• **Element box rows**
■ ■ ■ ■

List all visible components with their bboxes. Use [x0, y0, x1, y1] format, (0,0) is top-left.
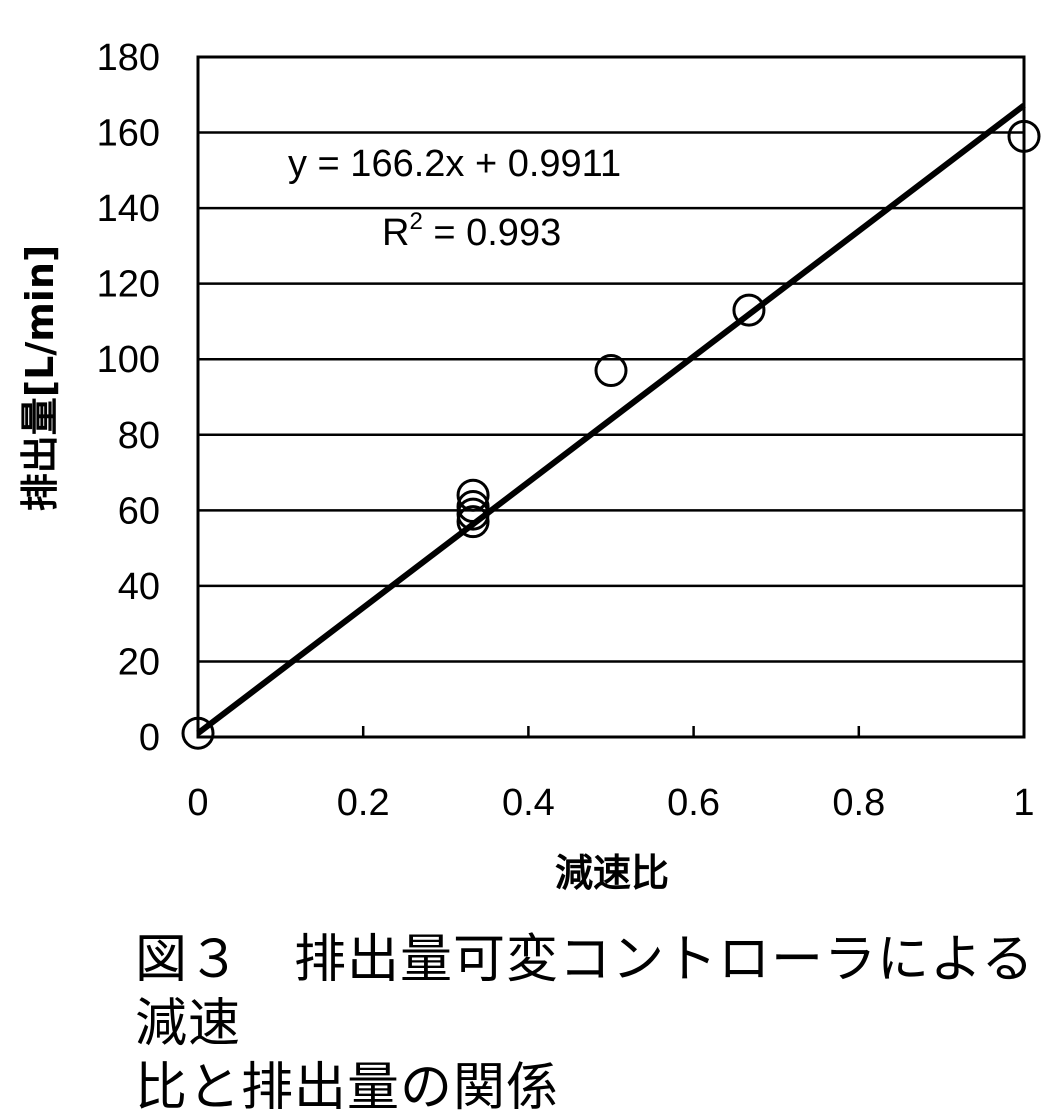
data-point [456, 497, 490, 531]
x-tick-label: 0.2 [337, 782, 390, 824]
r-squared-value: = 0.993 [423, 212, 561, 254]
r-squared-prefix: R [382, 212, 409, 254]
data-point [456, 478, 490, 512]
data-point [594, 354, 628, 388]
y-tick-labels: 0 20 40 60 80 100 120 140 160 180 [97, 37, 160, 759]
trendline-equation: y = 166.2x + 0.9911 [288, 143, 621, 185]
x-tick-label: 1 [1013, 782, 1034, 824]
y-tick-label: 60 [118, 490, 160, 532]
data-point [456, 490, 490, 524]
x-tick-label: 0.6 [667, 782, 720, 824]
y-tick-label: 20 [118, 641, 160, 683]
x-tick-labels: 0 0.2 0.4 0.6 0.8 1 [187, 782, 1034, 824]
r-squared-exponent: 2 [409, 208, 422, 235]
y-tick-label: 40 [118, 566, 160, 608]
y-tick-label: 100 [97, 339, 160, 381]
y-tick-label: 120 [97, 264, 160, 306]
data-point [732, 293, 766, 327]
data-point [456, 505, 490, 539]
x-tick-marks [361, 726, 861, 737]
data-point [181, 716, 215, 750]
x-tick-label: 0 [187, 782, 208, 824]
x-tick-label: 0.8 [832, 782, 885, 824]
caption-line-1: 図３ 排出量可変コントローラによる減速 [135, 930, 1035, 1054]
trendline [196, 103, 1026, 736]
y-tick-label: 160 [97, 113, 160, 155]
plot-area-frame [196, 55, 1026, 739]
data-point [1007, 119, 1041, 153]
gridlines [198, 131, 1024, 663]
data-points [181, 119, 1041, 750]
y-tick-label: 180 [97, 37, 160, 79]
r-squared-label: R2 = 0.993 [382, 208, 561, 254]
caption-line-2: 比と排出量の関係 [135, 1058, 560, 1118]
figure-caption: 図３ 排出量可変コントローラによる減速 比と排出量の関係 [135, 928, 1055, 1120]
y-tick-label: 140 [97, 188, 160, 230]
y-tick-label: 80 [118, 415, 160, 457]
y-axis-title: 排出量[L/min] [18, 245, 62, 512]
x-tick-label: 0.4 [502, 782, 555, 824]
y-tick-label: 0 [139, 717, 160, 759]
x-axis-title: 減速比 [555, 851, 669, 895]
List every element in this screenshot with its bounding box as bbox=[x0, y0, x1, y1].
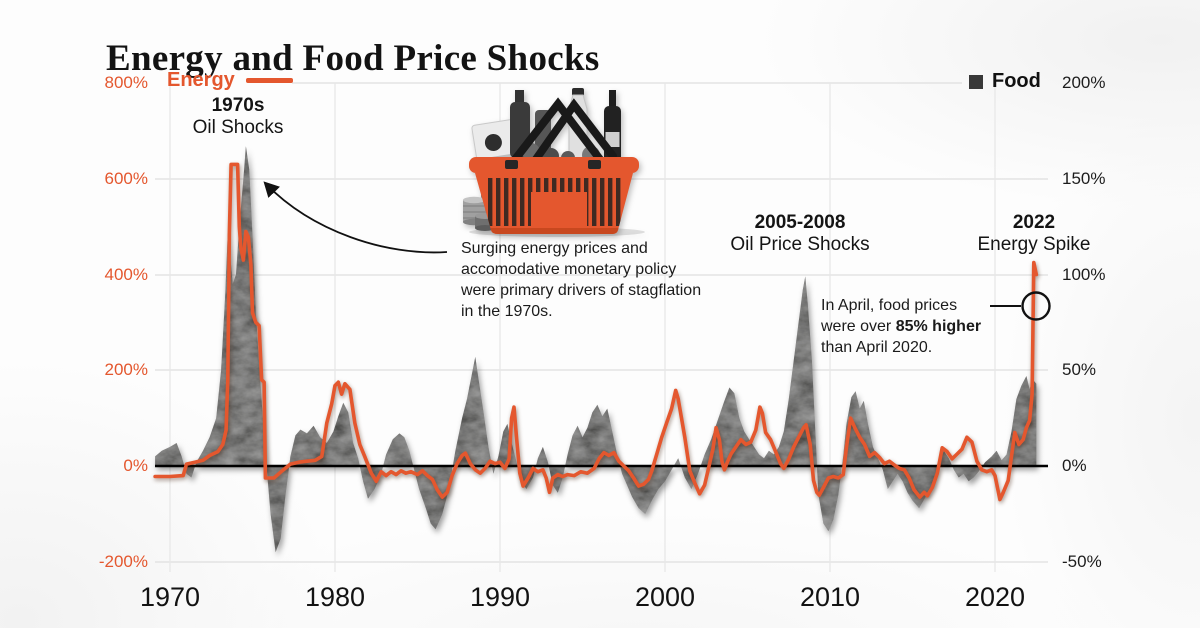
right-axis-tick: 0% bbox=[1062, 456, 1087, 475]
energy-line-swatch-icon bbox=[245, 78, 293, 83]
right-axis-tick: 50% bbox=[1062, 360, 1097, 379]
left-axis-tick: 400% bbox=[104, 265, 148, 284]
right-axis-tick: 150% bbox=[1062, 169, 1106, 188]
left-axis-tick: 800% bbox=[104, 73, 148, 92]
annotation-2022: 2022 Energy Spike bbox=[977, 212, 1090, 256]
left-axis-tick: 0% bbox=[123, 456, 148, 475]
annotation-2005-year: 2005-2008 bbox=[754, 212, 846, 233]
page-title: Energy and Food Price Shocks bbox=[106, 37, 600, 79]
left-axis-tick: -200% bbox=[98, 552, 148, 571]
april-note-bold: 85% higher bbox=[895, 318, 982, 335]
annotation-2022-label: Energy Spike bbox=[977, 234, 1091, 255]
annotation-2005-label: Oil Price Shocks bbox=[730, 234, 870, 255]
legend-energy-label: Energy bbox=[167, 69, 235, 91]
legend-food-label: Food bbox=[992, 70, 1041, 92]
right-axis-tick: -50% bbox=[1062, 552, 1102, 571]
energy-line-series bbox=[153, 162, 1039, 502]
annotation-1970s: 1970s Oil Shocks bbox=[193, 95, 284, 139]
grocery-basket-illustration bbox=[463, 88, 645, 237]
legend-food: Food bbox=[969, 70, 1041, 93]
x-axis-tick: 1980 bbox=[304, 582, 366, 612]
annotation-2022-year: 2022 bbox=[1012, 212, 1056, 233]
left-axis-tick: 200% bbox=[104, 360, 148, 379]
stagflation-note: Surging energy prices and accomodative m… bbox=[461, 240, 702, 320]
food-area-series bbox=[155, 146, 1037, 553]
annotation-arrow bbox=[263, 181, 448, 254]
x-axis-tick: 2020 bbox=[964, 582, 1026, 612]
basket-handles-icon bbox=[509, 97, 617, 166]
legend-energy: Energy bbox=[167, 69, 293, 92]
annotation-2005-2008: 2005-2008 Oil Price Shocks bbox=[730, 212, 869, 256]
right-axis-tick: 100% bbox=[1062, 265, 1106, 284]
x-axis-tick: 2010 bbox=[799, 582, 861, 612]
annotation-1970s-label: Oil Shocks bbox=[192, 117, 284, 138]
x-axis-tick: 1990 bbox=[469, 582, 531, 612]
x-axis-tick: 1970 bbox=[139, 582, 201, 612]
x-axis-tick: 2000 bbox=[634, 582, 696, 612]
food-square-swatch-icon bbox=[969, 74, 983, 89]
april-food-note: In April, food prices were over 85% high… bbox=[821, 295, 995, 358]
spike-highlight-circle bbox=[1021, 291, 1051, 321]
right-axis-tick: 200% bbox=[1062, 73, 1106, 92]
april-note-text-2: than April 2020. bbox=[821, 339, 933, 356]
left-axis-tick: 600% bbox=[104, 169, 148, 188]
april-note-text-1: In April, food prices were over bbox=[821, 297, 958, 335]
basket-body-icon bbox=[469, 157, 639, 234]
annotation-1970s-year: 1970s bbox=[211, 95, 265, 116]
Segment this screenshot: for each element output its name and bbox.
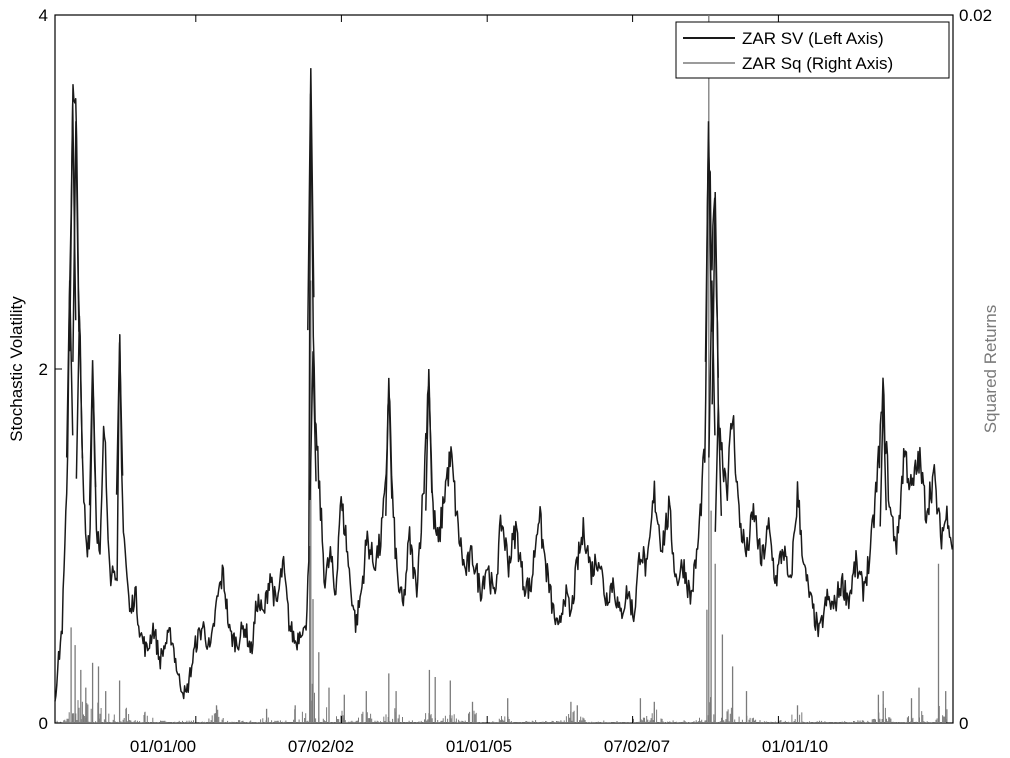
right-axis-title: Squared Returns xyxy=(981,305,1000,434)
legend: ZAR SV (Left Axis) ZAR Sq (Right Axis) xyxy=(675,21,950,79)
volatility-peak xyxy=(307,68,315,331)
volatility-peak xyxy=(714,404,723,532)
volatility-peak xyxy=(708,280,716,458)
squared-returns-series xyxy=(56,15,953,723)
volatility-peak xyxy=(88,360,97,506)
left-axis-title: Stochastic Volatility xyxy=(7,296,26,442)
x-tick-label: 07/02/02 xyxy=(288,737,354,756)
volatility-peak xyxy=(385,377,393,516)
volatility-peak xyxy=(65,280,74,458)
stochastic-volatility-series xyxy=(54,68,954,702)
left-tick-label: 0 xyxy=(39,714,48,733)
volatility-peak xyxy=(115,342,124,495)
legend-label-sv: ZAR SV (Left Axis) xyxy=(742,29,884,48)
volatility-peak xyxy=(879,395,887,527)
plot-area xyxy=(54,14,954,724)
right-tick-label: 0 xyxy=(959,714,968,733)
volatility-peak xyxy=(72,121,80,362)
legend-label-sq: ZAR Sq (Right Axis) xyxy=(742,54,893,73)
volatility-peak xyxy=(711,191,719,405)
left-tick-label: 2 xyxy=(39,360,48,379)
left-tick-label: 4 xyxy=(39,6,48,25)
x-tick-label: 01/01/00 xyxy=(130,737,196,756)
x-tick-label: 01/01/10 xyxy=(762,737,828,756)
stochastic-volatility-line xyxy=(54,84,954,702)
right-tick-label: 0.02 xyxy=(959,6,992,25)
volatility-peak xyxy=(425,368,433,511)
volatility-peak xyxy=(75,315,84,479)
x-tick-label: 07/02/07 xyxy=(604,737,670,756)
volatility-peak xyxy=(704,121,713,362)
volatility-peak xyxy=(309,351,317,501)
x-tick-label: 01/01/05 xyxy=(446,737,512,756)
axis-ticks xyxy=(55,14,953,724)
legend-box xyxy=(675,21,950,79)
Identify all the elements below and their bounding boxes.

■ ■ ■ ■

• **Aim**
Rename every "volatility-peak" in the rows above to "volatility-spike" and reproduce the rows with nothing else changed. Leave out the pictures.

• **Written response**
List all visible components with their bboxes. Use [x0, y0, x1, y1] format, (0,0) is top-left.
data-point [456, 497, 490, 531]
x-tick-label: 0.2 [337, 782, 390, 824]
r-squared-value: = 0.993 [423, 212, 561, 254]
r-squared-prefix: R [382, 212, 409, 254]
data-point [456, 478, 490, 512]
data-point [594, 354, 628, 388]
y-tick-labels: 0 20 40 60 80 100 120 140 160 180 [97, 37, 160, 759]
trendline-equation: y = 166.2x + 0.9911 [288, 143, 621, 185]
x-tick-label: 1 [1013, 782, 1034, 824]
y-tick-label: 60 [118, 490, 160, 532]
data-point [456, 490, 490, 524]
x-tick-label: 0.6 [667, 782, 720, 824]
y-tick-label: 20 [118, 641, 160, 683]
x-tick-labels: 0 0.2 0.4 0.6 0.8 1 [187, 782, 1034, 824]
r-squared-exponent: 2 [409, 208, 422, 235]
y-tick-label: 40 [118, 566, 160, 608]
y-tick-label: 100 [97, 339, 160, 381]
y-tick-label: 120 [97, 264, 160, 306]
data-point [732, 293, 766, 327]
data-point [456, 505, 490, 539]
x-tick-marks [361, 726, 861, 737]
data-point [181, 716, 215, 750]
x-tick-label: 0 [187, 782, 208, 824]
x-tick-label: 0.8 [832, 782, 885, 824]
caption-line-1: 図３ 排出量可変コントローラによる減速 [135, 930, 1035, 1054]
trendline [196, 103, 1026, 736]
y-tick-label: 160 [97, 113, 160, 155]
plot-area-frame [196, 55, 1026, 739]
data-point [1007, 119, 1041, 153]
gridlines [198, 131, 1024, 663]
data-points [181, 119, 1041, 750]
y-tick-label: 180 [97, 37, 160, 79]
r-squared-label: R2 = 0.993 [382, 208, 561, 254]
caption-line-2: 比と排出量の関係 [135, 1058, 560, 1118]
figure-caption: 図３ 排出量可変コントローラによる減速 比と排出量の関係 [135, 928, 1055, 1120]
y-tick-label: 140 [97, 188, 160, 230]
y-tick-label: 80 [118, 415, 160, 457]
y-axis-title: 排出量[L/min] [18, 245, 62, 512]
x-tick-label: 0.4 [502, 782, 555, 824]
y-tick-label: 0 [139, 717, 160, 759]
x-axis-title: 減速比 [555, 851, 669, 895]
List every element in this screenshot with its bounding box as bbox=[x0, y0, x1, y1].
right-axis-tick: 0% bbox=[1062, 456, 1087, 475]
energy-line-swatch-icon bbox=[245, 78, 293, 83]
right-axis-tick: 50% bbox=[1062, 360, 1097, 379]
left-axis-tick: 400% bbox=[104, 265, 148, 284]
right-axis-tick: 150% bbox=[1062, 169, 1106, 188]
left-axis-tick: 800% bbox=[104, 73, 148, 92]
annotation-2022: 2022 Energy Spike bbox=[977, 212, 1090, 256]
left-axis-tick: 0% bbox=[123, 456, 148, 475]
annotation-2005-year: 2005-2008 bbox=[754, 212, 846, 233]
page-title: Energy and Food Price Shocks bbox=[106, 37, 600, 79]
left-axis-tick: -200% bbox=[98, 552, 148, 571]
april-note-bold: 85% higher bbox=[895, 318, 982, 335]
annotation-2022-label: Energy Spike bbox=[977, 234, 1091, 255]
annotation-2005-label: Oil Price Shocks bbox=[730, 234, 870, 255]
legend-energy-label: Energy bbox=[167, 69, 235, 91]
legend-food-label: Food bbox=[992, 70, 1041, 92]
right-axis-tick: -50% bbox=[1062, 552, 1102, 571]
energy-line-series bbox=[153, 162, 1039, 502]
annotation-1970s: 1970s Oil Shocks bbox=[193, 95, 284, 139]
grocery-basket-illustration bbox=[463, 88, 645, 237]
legend-food: Food bbox=[969, 70, 1041, 93]
x-axis-tick: 1980 bbox=[304, 582, 366, 612]
annotation-2022-year: 2022 bbox=[1012, 212, 1056, 233]
left-axis-tick: 200% bbox=[104, 360, 148, 379]
stagflation-note: Surging energy prices and accomodative m… bbox=[461, 240, 702, 320]
food-area-series bbox=[155, 146, 1037, 553]
annotation-arrow bbox=[263, 181, 448, 254]
x-axis-tick: 2020 bbox=[964, 582, 1026, 612]
basket-handles-icon bbox=[509, 97, 617, 166]
legend-energy: Energy bbox=[167, 69, 293, 92]
annotation-2005-2008: 2005-2008 Oil Price Shocks bbox=[730, 212, 869, 256]
right-axis-tick: 100% bbox=[1062, 265, 1106, 284]
x-axis-tick: 2010 bbox=[799, 582, 861, 612]
annotation-1970s-label: Oil Shocks bbox=[192, 117, 284, 138]
x-axis-tick: 1990 bbox=[469, 582, 531, 612]
x-axis-tick: 1970 bbox=[139, 582, 201, 612]
x-axis-tick: 2000 bbox=[634, 582, 696, 612]
food-square-swatch-icon bbox=[969, 74, 983, 89]
april-food-note: In April, food prices were over 85% high… bbox=[821, 295, 995, 358]
spike-highlight-circle bbox=[1021, 291, 1051, 321]
right-axis-tick: 200% bbox=[1062, 73, 1106, 92]
april-note-text-2: than April 2020. bbox=[821, 339, 933, 356]
left-axis-tick: 600% bbox=[104, 169, 148, 188]
april-note-text-1: In April, food prices were over bbox=[821, 297, 958, 335]
basket-body-icon bbox=[469, 157, 639, 234]
annotation-1970s-year: 1970s bbox=[211, 95, 265, 116]
Segment this screenshot: for each element output its name and bbox.
right-axis-title: Squared Returns xyxy=(981,305,1000,434)
legend: ZAR SV (Left Axis) ZAR Sq (Right Axis) xyxy=(675,21,950,79)
volatility-spike xyxy=(307,68,315,331)
volatility-spike xyxy=(714,404,723,532)
volatility-spike xyxy=(708,280,716,458)
squared-returns-series xyxy=(56,15,953,723)
volatility-spike xyxy=(88,360,97,506)
left-axis-title: Stochastic Volatility xyxy=(7,296,26,442)
x-tick-label: 07/02/02 xyxy=(288,737,354,756)
volatility-spike xyxy=(385,377,393,516)
volatility-spike xyxy=(65,280,74,458)
stochastic-volatility-series xyxy=(54,68,954,702)
left-tick-label: 0 xyxy=(39,714,48,733)
volatility-spike xyxy=(115,342,124,495)
legend-label-sv: ZAR SV (Left Axis) xyxy=(742,29,884,48)
volatility-spike xyxy=(879,395,887,527)
plot-area xyxy=(54,14,954,724)
right-tick-label: 0 xyxy=(959,714,968,733)
volatility-spike xyxy=(72,121,80,362)
legend-label-sq: ZAR Sq (Right Axis) xyxy=(742,54,893,73)
volatility-spike xyxy=(711,191,719,405)
left-tick-label: 2 xyxy=(39,360,48,379)
left-tick-label: 4 xyxy=(39,6,48,25)
x-tick-label: 01/01/00 xyxy=(130,737,196,756)
x-tick-label: 01/01/10 xyxy=(762,737,828,756)
stochastic-volatility-line xyxy=(54,84,954,702)
right-tick-label: 0.02 xyxy=(959,6,992,25)
volatility-spike xyxy=(425,368,433,511)
volatility-spike xyxy=(75,315,84,479)
x-tick-label: 07/02/07 xyxy=(604,737,670,756)
volatility-spike xyxy=(704,121,713,362)
volatility-spike xyxy=(309,351,317,501)
x-tick-label: 01/01/05 xyxy=(446,737,512,756)
axis-ticks xyxy=(55,14,953,724)
legend-box xyxy=(675,21,950,79)
Identify all the elements below and their bounding boxes.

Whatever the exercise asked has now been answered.